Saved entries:

START

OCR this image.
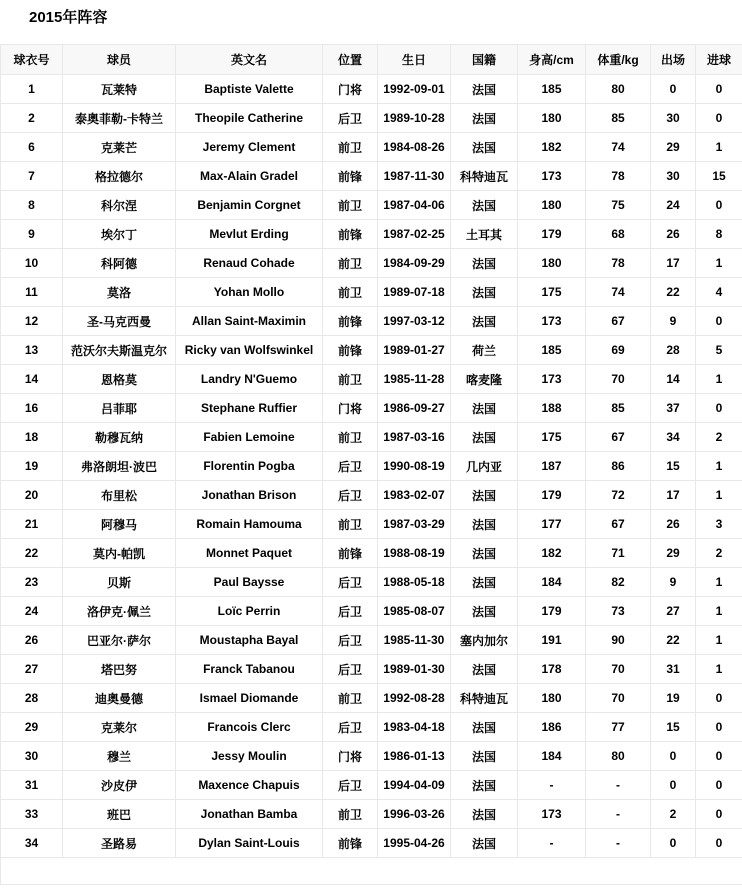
2015年阵容
球衣号	球员	英文名	位置	生日	国籍	身高/cm	体重/kg	出场	进球
1	瓦莱特	Baptiste Valette	门将	1992-09-01	法国	185	80	0	0
2	泰奥菲勒-卡特兰	Theopile Catherine	后卫	1989-10-28	法国	180	85	30	0
6	克莱芒	Jeremy Clement	前卫	1984-08-26	法国	182	74	29	1
7	格拉德尔	Max-Alain Gradel	前锋	1987-11-30	科特迪瓦	173	78	30	15
8	科尔涅	Benjamin Corgnet	前卫	1987-04-06	法国	180	75	24	0
9	埃尔丁	Mevlut Erding	前锋	1987-02-25	土耳其	179	68	26	8
10	科阿德	Renaud Cohade	前卫	1984-09-29	法国	180	78	17	1
11	莫洛	Yohan Mollo	前卫	1989-07-18	法国	175	74	22	4
12	圣-马克西曼	Allan Saint-Maximin	前锋	1997-03-12	法国	173	67	9	0
13	范沃尔夫斯温克尔	Ricky van Wolfswinkel	前锋	1989-01-27	荷兰	185	69	28	5
14	恩格莫	Landry N'Guemo	前卫	1985-11-28	喀麦隆	173	70	14	1
16	吕菲耶	Stephane Ruffier	门将	1986-09-27	法国	188	85	37	0
18	勒穆瓦纳	Fabien Lemoine	前卫	1987-03-16	法国	175	67	34	2
19	弗洛朗坦·波巴	Florentin Pogba	后卫	1990-08-19	几内亚	187	86	15	1
20	布里松	Jonathan Brison	后卫	1983-02-07	法国	179	72	17	1
21	阿穆马	Romain Hamouma	前卫	1987-03-29	法国	177	67	26	3
22	莫内-帕凯	Monnet Paquet	前锋	1988-08-19	法国	182	71	29	2
23	贝斯	Paul Baysse	后卫	1988-05-18	法国	184	82	9	1
24	洛伊克·佩兰	Loïc Perrin	后卫	1985-08-07	法国	179	73	27	1
26	巴亚尔·萨尔	Moustapha Bayal	后卫	1985-11-30	塞内加尔	191	90	22	1
27	塔巴努	Franck Tabanou	后卫	1989-01-30	法国	178	70	31	1
28	迪奥曼德	Ismael Diomande	前卫	1992-08-28	科特迪瓦	180	70	19	0
29	克莱尔	Francois Clerc	后卫	1983-04-18	法国	186	77	15	0
30	穆兰	Jessy Moulin	门将	1986-01-13	法国	184	80	0	0
31	沙皮伊	Maxence Chapuis	后卫	1994-04-09	法国	-	-	0	0
33	班巴	Jonathan Bamba	前卫	1996-03-26	法国	173	-	2	0
34	圣路易	Dylan Saint-Louis	前锋	1995-04-26	法国	-	-	0	0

END

■ **JOB**:
Locate the word "Jonathan" in the records and collect each line it appears in.

■ **OUTPUT OF THE EXERCISE**:
20	布里松	Jonathan Brison	后卫	1983-02-07	法国	179	72	17	1
33	班巴	Jonathan Bamba	前卫	1996-03-26	法国	173	-	2	0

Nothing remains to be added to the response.